_WHAT IS EXPECTED_
Your task is to repeat the listing exactly.

**** DATA ****

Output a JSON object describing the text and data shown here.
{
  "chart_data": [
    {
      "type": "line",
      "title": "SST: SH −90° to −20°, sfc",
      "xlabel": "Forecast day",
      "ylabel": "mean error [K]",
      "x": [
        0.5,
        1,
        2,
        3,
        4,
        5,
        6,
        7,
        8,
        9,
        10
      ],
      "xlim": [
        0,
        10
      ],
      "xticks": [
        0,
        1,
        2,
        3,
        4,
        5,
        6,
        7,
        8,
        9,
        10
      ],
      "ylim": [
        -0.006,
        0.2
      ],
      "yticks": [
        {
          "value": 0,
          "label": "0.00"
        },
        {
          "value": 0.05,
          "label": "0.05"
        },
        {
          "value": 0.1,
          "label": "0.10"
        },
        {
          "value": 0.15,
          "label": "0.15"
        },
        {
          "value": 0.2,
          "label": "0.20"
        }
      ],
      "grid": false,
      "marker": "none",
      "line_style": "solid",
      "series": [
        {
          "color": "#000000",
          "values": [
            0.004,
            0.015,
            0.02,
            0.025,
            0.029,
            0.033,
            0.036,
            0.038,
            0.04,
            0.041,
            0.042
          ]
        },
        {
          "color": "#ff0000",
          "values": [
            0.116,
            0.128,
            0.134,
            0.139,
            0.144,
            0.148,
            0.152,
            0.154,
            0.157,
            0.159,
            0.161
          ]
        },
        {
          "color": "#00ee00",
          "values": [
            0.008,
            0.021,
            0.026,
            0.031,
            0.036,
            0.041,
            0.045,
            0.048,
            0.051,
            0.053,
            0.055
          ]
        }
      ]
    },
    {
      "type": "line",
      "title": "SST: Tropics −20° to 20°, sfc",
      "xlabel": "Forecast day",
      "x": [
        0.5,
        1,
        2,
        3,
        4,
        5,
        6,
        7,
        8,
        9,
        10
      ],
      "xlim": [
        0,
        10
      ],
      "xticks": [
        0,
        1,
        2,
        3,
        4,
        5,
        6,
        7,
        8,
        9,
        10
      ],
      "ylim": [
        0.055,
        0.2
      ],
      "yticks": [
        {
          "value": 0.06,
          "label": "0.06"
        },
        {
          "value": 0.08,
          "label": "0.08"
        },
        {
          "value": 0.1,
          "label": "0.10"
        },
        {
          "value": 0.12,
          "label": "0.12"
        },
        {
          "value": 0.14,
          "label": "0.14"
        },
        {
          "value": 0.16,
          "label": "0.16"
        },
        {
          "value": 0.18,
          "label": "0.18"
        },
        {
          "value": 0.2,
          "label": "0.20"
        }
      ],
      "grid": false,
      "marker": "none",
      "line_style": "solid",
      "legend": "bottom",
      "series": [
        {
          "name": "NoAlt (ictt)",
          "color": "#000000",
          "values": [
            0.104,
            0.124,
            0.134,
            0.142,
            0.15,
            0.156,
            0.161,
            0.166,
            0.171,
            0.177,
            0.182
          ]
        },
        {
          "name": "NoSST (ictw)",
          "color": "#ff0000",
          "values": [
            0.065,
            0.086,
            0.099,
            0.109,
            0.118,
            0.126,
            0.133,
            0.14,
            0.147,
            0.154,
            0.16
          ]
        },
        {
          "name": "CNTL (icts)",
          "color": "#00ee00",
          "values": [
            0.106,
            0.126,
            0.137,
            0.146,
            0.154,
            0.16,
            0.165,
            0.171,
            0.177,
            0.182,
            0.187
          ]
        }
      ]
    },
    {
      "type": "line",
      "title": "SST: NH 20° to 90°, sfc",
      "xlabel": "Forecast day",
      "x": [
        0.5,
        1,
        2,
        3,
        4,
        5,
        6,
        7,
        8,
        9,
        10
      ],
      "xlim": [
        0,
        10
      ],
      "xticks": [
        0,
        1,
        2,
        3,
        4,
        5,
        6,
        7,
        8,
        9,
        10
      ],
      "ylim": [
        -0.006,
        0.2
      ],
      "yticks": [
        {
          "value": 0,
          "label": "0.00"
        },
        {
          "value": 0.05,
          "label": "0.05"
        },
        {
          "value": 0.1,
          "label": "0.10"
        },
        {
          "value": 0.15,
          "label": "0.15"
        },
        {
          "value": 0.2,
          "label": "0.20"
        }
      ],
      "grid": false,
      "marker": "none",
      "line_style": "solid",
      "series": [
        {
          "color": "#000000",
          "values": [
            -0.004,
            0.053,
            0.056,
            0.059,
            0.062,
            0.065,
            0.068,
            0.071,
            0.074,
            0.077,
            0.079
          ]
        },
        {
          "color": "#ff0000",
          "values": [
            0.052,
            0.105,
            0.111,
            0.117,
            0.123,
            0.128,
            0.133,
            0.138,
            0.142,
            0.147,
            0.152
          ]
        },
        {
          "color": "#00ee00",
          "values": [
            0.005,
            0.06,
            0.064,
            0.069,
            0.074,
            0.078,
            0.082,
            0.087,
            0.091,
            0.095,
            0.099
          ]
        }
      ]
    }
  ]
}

****

_RESULT OF THE EXERCISE_
Output a JSON object describing the text and data shown here.
{
  "chart_data": [
    {
      "type": "line",
      "title": "SST: SH −90° to −20°, sfc",
      "xlabel": "Forecast day",
      "ylabel": "mean error [K]",
      "x": [
        0.5,
        1,
        2,
        3,
        4,
        5,
        6,
        7,
        8,
        9,
        10
      ],
      "xlim": [
        0,
        10
      ],
      "xticks": [
        0,
        1,
        2,
        3,
        4,
        5,
        6,
        7,
        8,
        9,
        10
      ],
      "ylim": [
        -0.006,
        0.2
      ],
      "yticks": [
        {
          "value": 0,
          "label": "0.00"
        },
        {
          "value": 0.05,
          "label": "0.05"
        },
        {
          "value": 0.1,
          "label": "0.10"
        },
        {
          "value": 0.15,
          "label": "0.15"
        },
        {
          "value": 0.2,
          "label": "0.20"
        }
      ],
      "grid": false,
      "marker": "none",
      "line_style": "solid",
      "series": [
        {
          "color": "#000000",
          "values": [
            0.004,
            0.015,
            0.02,
            0.025,
            0.029,
            0.033,
            0.036,
            0.038,
            0.04,
            0.041,
            0.042
          ]
        },
        {
          "color": "#ff0000",
          "values": [
            0.116,
            0.128,
            0.134,
            0.139,
            0.144,
            0.148,
            0.152,
            0.154,
            0.157,
            0.159,
            0.161
          ]
        },
        {
          "color": "#00ee00",
          "values": [
            0.008,
            0.021,
            0.026,
            0.031,
            0.036,
            0.041,
            0.045,
            0.048,
            0.051,
            0.053,
            0.055
          ]
        }
      ]
    },
    {
      "type": "line",
      "title": "SST: Tropics −20° to 20°, sfc",
      "xlabel": "Forecast day",
      "x": [
        0.5,
        1,
        2,
        3,
        4,
        5,
        6,
        7,
        8,
        9,
        10
      ],
      "xlim": [
        0,
        10
      ],
      "xticks": [
        0,
        1,
        2,
        3,
        4,
        5,
        6,
        7,
        8,
        9,
        10
      ],
      "ylim": [
        0.055,
        0.2
      ],
      "yticks": [
        {
          "value": 0.06,
          "label": "0.06"
        },
        {
          "value": 0.08,
          "label": "0.08"
        },
        {
          "value": 0.1,
          "label": "0.10"
        },
        {
          "value": 0.12,
          "label": "0.12"
        },
        {
          "value": 0.14,
          "label": "0.14"
        },
        {
          "value": 0.16,
          "label": "0.16"
        },
        {
          "value": 0.18,
          "label": "0.18"
        },
        {
          "value": 0.2,
          "label": "0.20"
        }
      ],
      "grid": false,
      "marker": "none",
      "line_style": "solid",
      "legend": "bottom",
      "series": [
        {
          "name": "NoAlt (ictt)",
          "color": "#000000",
          "values": [
            0.104,
            0.124,
            0.134,
            0.142,
            0.15,
            0.156,
            0.161,
            0.166,
            0.171,
            0.177,
            0.182
          ]
        },
        {
          "name": "NoSST (ictw)",
          "color": "#ff0000",
          "values": [
            0.065,
            0.086,
            0.099,
            0.109,
            0.118,
            0.126,
            0.133,
            0.14,
            0.147,
            0.154,
            0.16
          ]
        },
        {
          "name": "CNTL (icts)",
          "color": "#00ee00",
          "values": [
            0.106,
            0.126,
            0.137,
            0.146,
            0.154,
            0.16,
            0.165,
            0.171,
            0.177,
            0.182,
            0.187
          ]
        }
      ]
    },
    {
      "type": "line",
      "title": "SST: NH 20° to 90°, sfc",
      "xlabel": "Forecast day",
      "x": [
        0.5,
        1,
        2,
        3,
        4,
        5,
        6,
        7,
        8,
        9,
        10
      ],
      "xlim": [
        0,
        10
      ],
      "xticks": [
        0,
        1,
        2,
        3,
        4,
        5,
        6,
        7,
        8,
        9,
        10
      ],
      "ylim": [
        -0.006,
        0.2
      ],
      "yticks": [
        {
          "value": 0,
          "label": "0.00"
        },
        {
          "value": 0.05,
          "label": "0.05"
        },
        {
          "value": 0.1,
          "label": "0.10"
        },
        {
          "value": 0.15,
          "label": "0.15"
        },
        {
          "value": 0.2,
          "label": "0.20"
        }
      ],
      "grid": false,
      "marker": "none",
      "line_style": "solid",
      "series": [
        {
          "color": "#000000",
          "values": [
            -0.004,
            0.053,
            0.056,
            0.059,
            0.062,
            0.065,
            0.068,
            0.071,
            0.074,
            0.077,
            0.079
          ]
        },
        {
          "color": "#ff0000",
          "values": [
            0.052,
            0.105,
            0.111,
            0.117,
            0.123,
            0.128,
            0.133,
            0.138,
            0.142,
            0.147,
            0.152
          ]
        },
        {
          "color": "#00ee00",
          "values": [
            0.005,
            0.06,
            0.064,
            0.069,
            0.074,
            0.078,
            0.082,
            0.087,
            0.091,
            0.095,
            0.099
          ]
        }
      ]
    }
  ]
}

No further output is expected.